### Your objective
Copy out the material below in full, but not its images.

### Data for this task

## start

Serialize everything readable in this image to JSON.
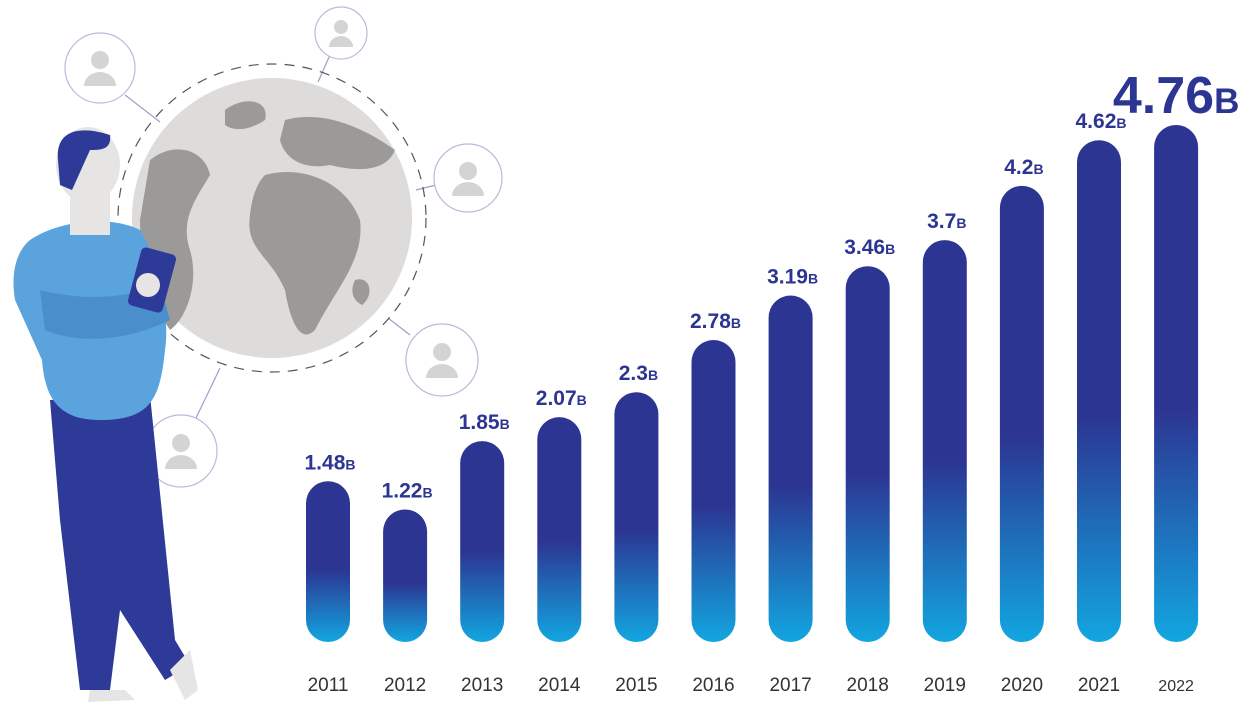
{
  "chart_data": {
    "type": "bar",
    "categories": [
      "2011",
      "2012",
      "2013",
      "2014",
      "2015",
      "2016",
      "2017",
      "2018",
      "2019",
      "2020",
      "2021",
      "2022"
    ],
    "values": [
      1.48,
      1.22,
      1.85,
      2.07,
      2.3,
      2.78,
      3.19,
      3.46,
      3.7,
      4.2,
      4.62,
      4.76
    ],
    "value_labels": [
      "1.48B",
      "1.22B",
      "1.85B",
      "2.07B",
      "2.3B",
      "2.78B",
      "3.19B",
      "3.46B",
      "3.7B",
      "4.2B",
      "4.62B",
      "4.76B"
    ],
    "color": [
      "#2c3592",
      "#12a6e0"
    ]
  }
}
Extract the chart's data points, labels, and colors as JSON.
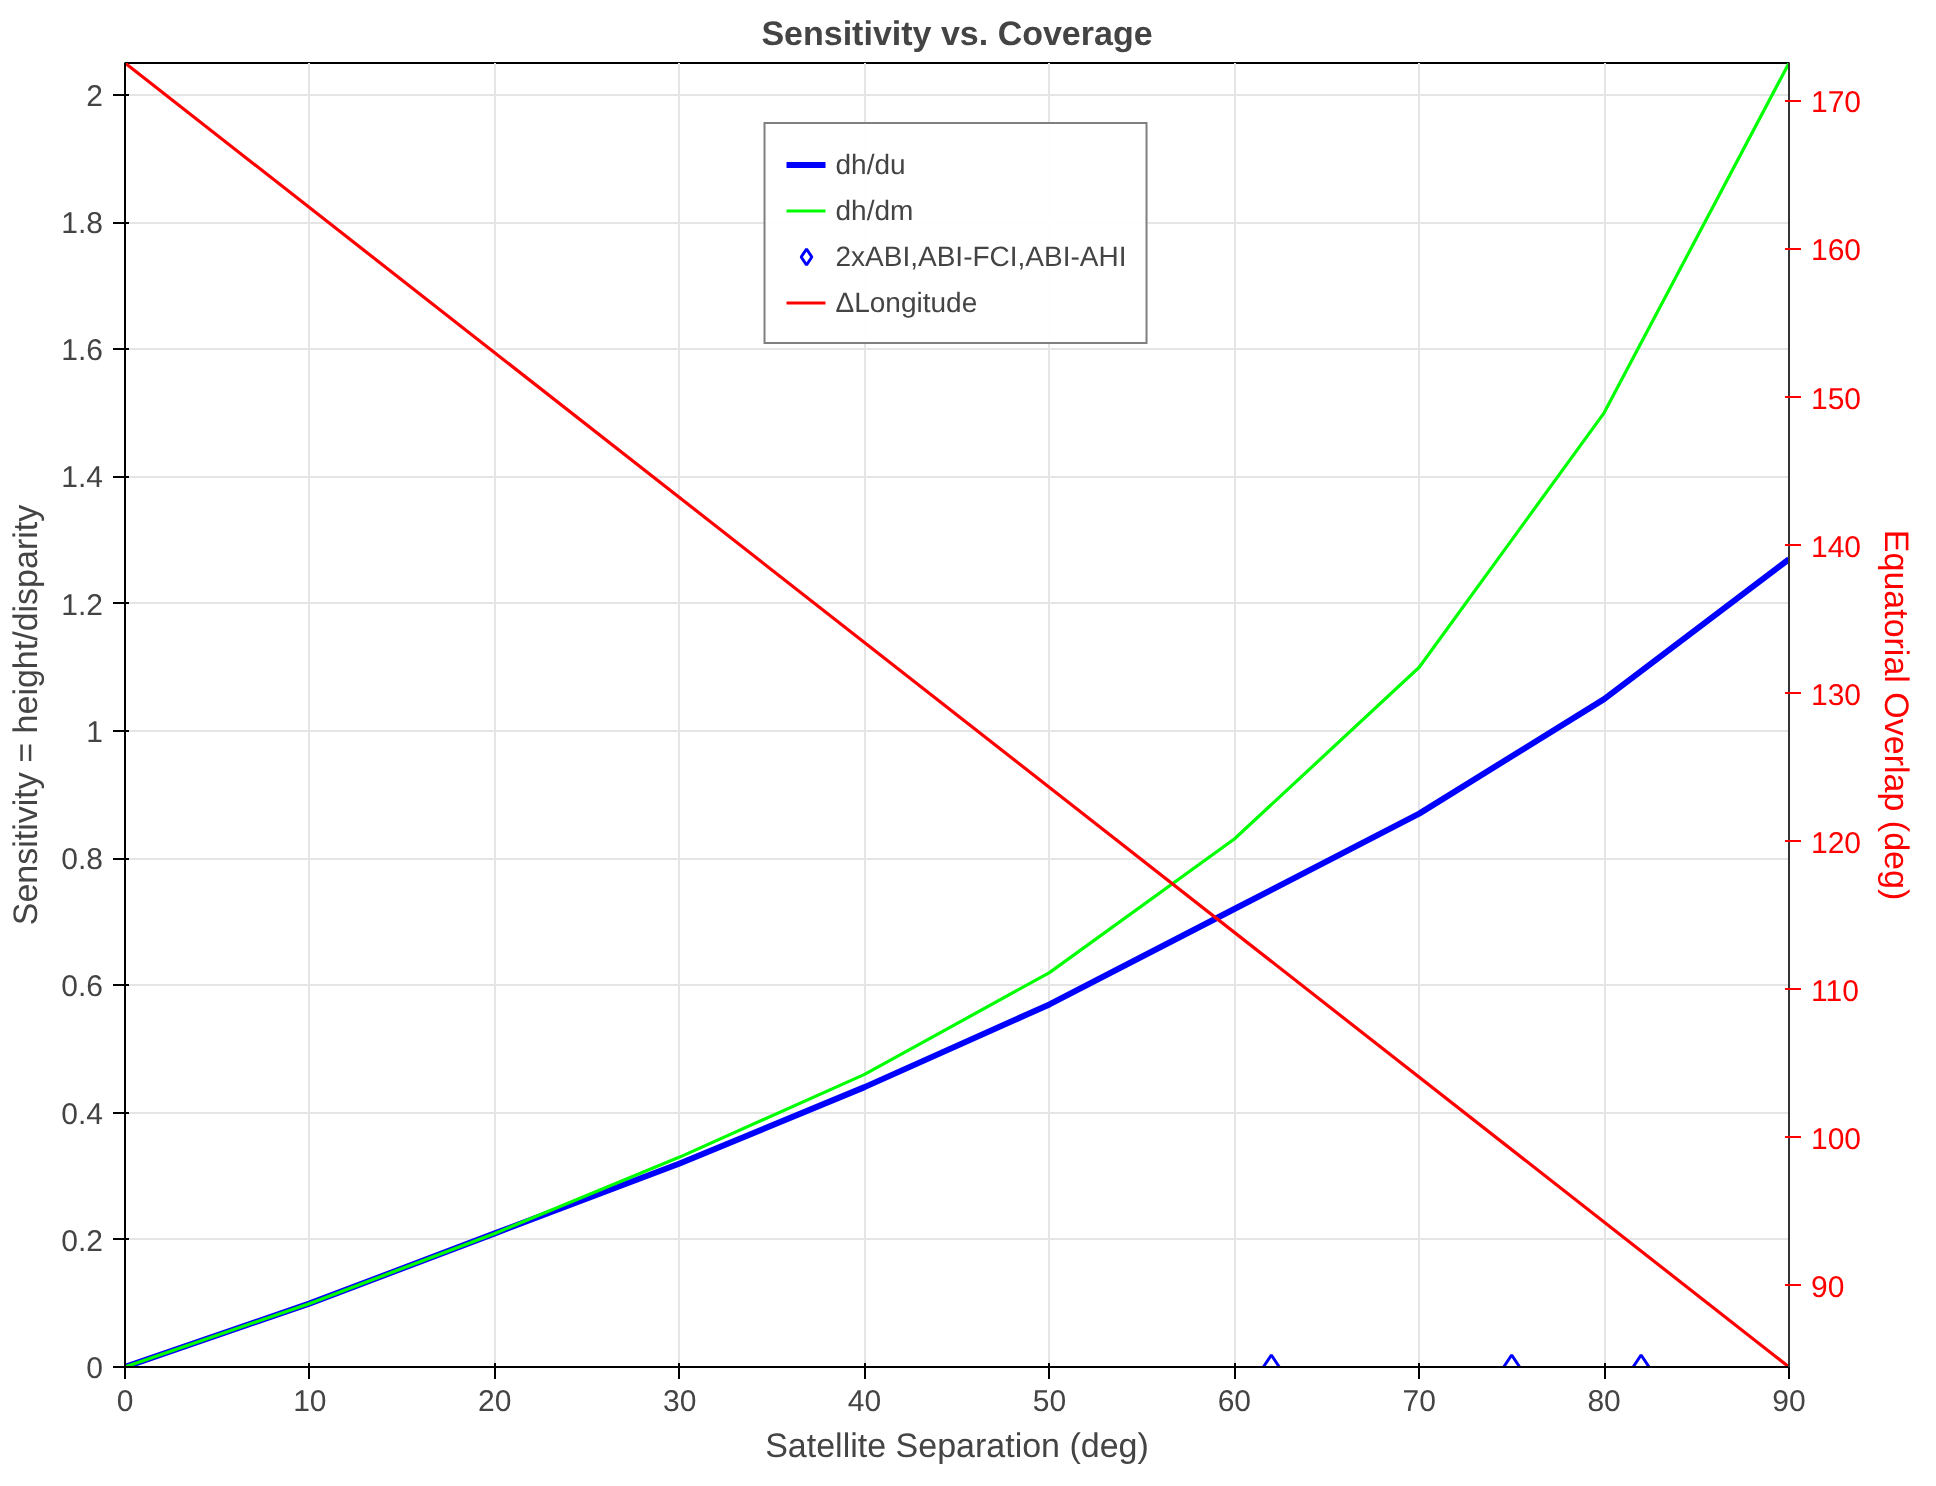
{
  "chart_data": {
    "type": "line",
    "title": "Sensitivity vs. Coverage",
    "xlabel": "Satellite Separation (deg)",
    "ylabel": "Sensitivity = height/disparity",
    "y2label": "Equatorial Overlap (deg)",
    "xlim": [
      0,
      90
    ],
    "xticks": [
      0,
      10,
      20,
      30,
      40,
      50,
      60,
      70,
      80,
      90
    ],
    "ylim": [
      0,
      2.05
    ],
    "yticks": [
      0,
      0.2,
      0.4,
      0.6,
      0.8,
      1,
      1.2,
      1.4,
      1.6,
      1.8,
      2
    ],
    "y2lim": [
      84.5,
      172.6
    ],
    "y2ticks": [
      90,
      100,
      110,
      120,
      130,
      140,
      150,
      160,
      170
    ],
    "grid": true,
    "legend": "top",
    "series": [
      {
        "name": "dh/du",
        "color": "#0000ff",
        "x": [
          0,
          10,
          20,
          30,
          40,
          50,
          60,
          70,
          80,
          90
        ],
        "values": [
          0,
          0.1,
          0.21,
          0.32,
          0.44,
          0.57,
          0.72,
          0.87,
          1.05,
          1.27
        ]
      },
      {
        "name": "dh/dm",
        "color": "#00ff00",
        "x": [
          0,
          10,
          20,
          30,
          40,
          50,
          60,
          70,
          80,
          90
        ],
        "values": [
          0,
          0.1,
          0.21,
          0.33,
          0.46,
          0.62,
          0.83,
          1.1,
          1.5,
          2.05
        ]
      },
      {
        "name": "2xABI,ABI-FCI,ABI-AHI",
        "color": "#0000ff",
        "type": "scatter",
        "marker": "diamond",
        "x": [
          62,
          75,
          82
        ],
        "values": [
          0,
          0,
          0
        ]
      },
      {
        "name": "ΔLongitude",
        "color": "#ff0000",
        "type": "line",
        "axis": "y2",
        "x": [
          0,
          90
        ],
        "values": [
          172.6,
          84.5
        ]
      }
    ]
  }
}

## end

### Task output
Serialize everything readable in this image to JSON.
{
  "chart_data": {
    "type": "bar",
    "categories": [
      "2011",
      "2012",
      "2013",
      "2014",
      "2015",
      "2016",
      "2017",
      "2018",
      "2019",
      "2020",
      "2021",
      "2022"
    ],
    "values": [
      1.48,
      1.22,
      1.85,
      2.07,
      2.3,
      2.78,
      3.19,
      3.46,
      3.7,
      4.2,
      4.62,
      4.76
    ],
    "value_labels": [
      "1.48B",
      "1.22B",
      "1.85B",
      "2.07B",
      "2.3B",
      "2.78B",
      "3.19B",
      "3.46B",
      "3.7B",
      "4.2B",
      "4.62B",
      "4.76B"
    ],
    "color": [
      "#2c3592",
      "#12a6e0"
    ]
  }
}
Extract the chart's data points, labels, and colors as JSON.
{
  "chart_data": {
    "type": "line",
    "title": "Sensitivity vs. Coverage",
    "xlabel": "Satellite Separation (deg)",
    "ylabel": "Sensitivity = height/disparity",
    "y2label": "Equatorial Overlap (deg)",
    "xlim": [
      0,
      90
    ],
    "xticks": [
      0,
      10,
      20,
      30,
      40,
      50,
      60,
      70,
      80,
      90
    ],
    "ylim": [
      0,
      2.05
    ],
    "yticks": [
      0,
      0.2,
      0.4,
      0.6,
      0.8,
      1,
      1.2,
      1.4,
      1.6,
      1.8,
      2
    ],
    "y2lim": [
      84.5,
      172.6
    ],
    "y2ticks": [
      90,
      100,
      110,
      120,
      130,
      140,
      150,
      160,
      170
    ],
    "grid": true,
    "legend": "top",
    "series": [
      {
        "name": "dh/du",
        "color": "#0000ff",
        "x": [
          0,
          10,
          20,
          30,
          40,
          50,
          60,
          70,
          80,
          90
        ],
        "values": [
          0,
          0.1,
          0.21,
          0.32,
          0.44,
          0.57,
          0.72,
          0.87,
          1.05,
          1.27
        ]
      },
      {
        "name": "dh/dm",
        "color": "#00ff00",
        "x": [
          0,
          10,
          20,
          30,
          40,
          50,
          60,
          70,
          80,
          90
        ],
        "values": [
          0,
          0.1,
          0.21,
          0.33,
          0.46,
          0.62,
          0.83,
          1.1,
          1.5,
          2.05
        ]
      },
      {
        "name": "2xABI,ABI-FCI,ABI-AHI",
        "color": "#0000ff",
        "type": "scatter",
        "marker": "diamond",
        "x": [
          62,
          75,
          82
        ],
        "values": [
          0,
          0,
          0
        ]
      },
      {
        "name": "ΔLongitude",
        "color": "#ff0000",
        "type": "line",
        "axis": "y2",
        "x": [
          0,
          90
        ],
        "values": [
          172.6,
          84.5
        ]
      }
    ]
  }
}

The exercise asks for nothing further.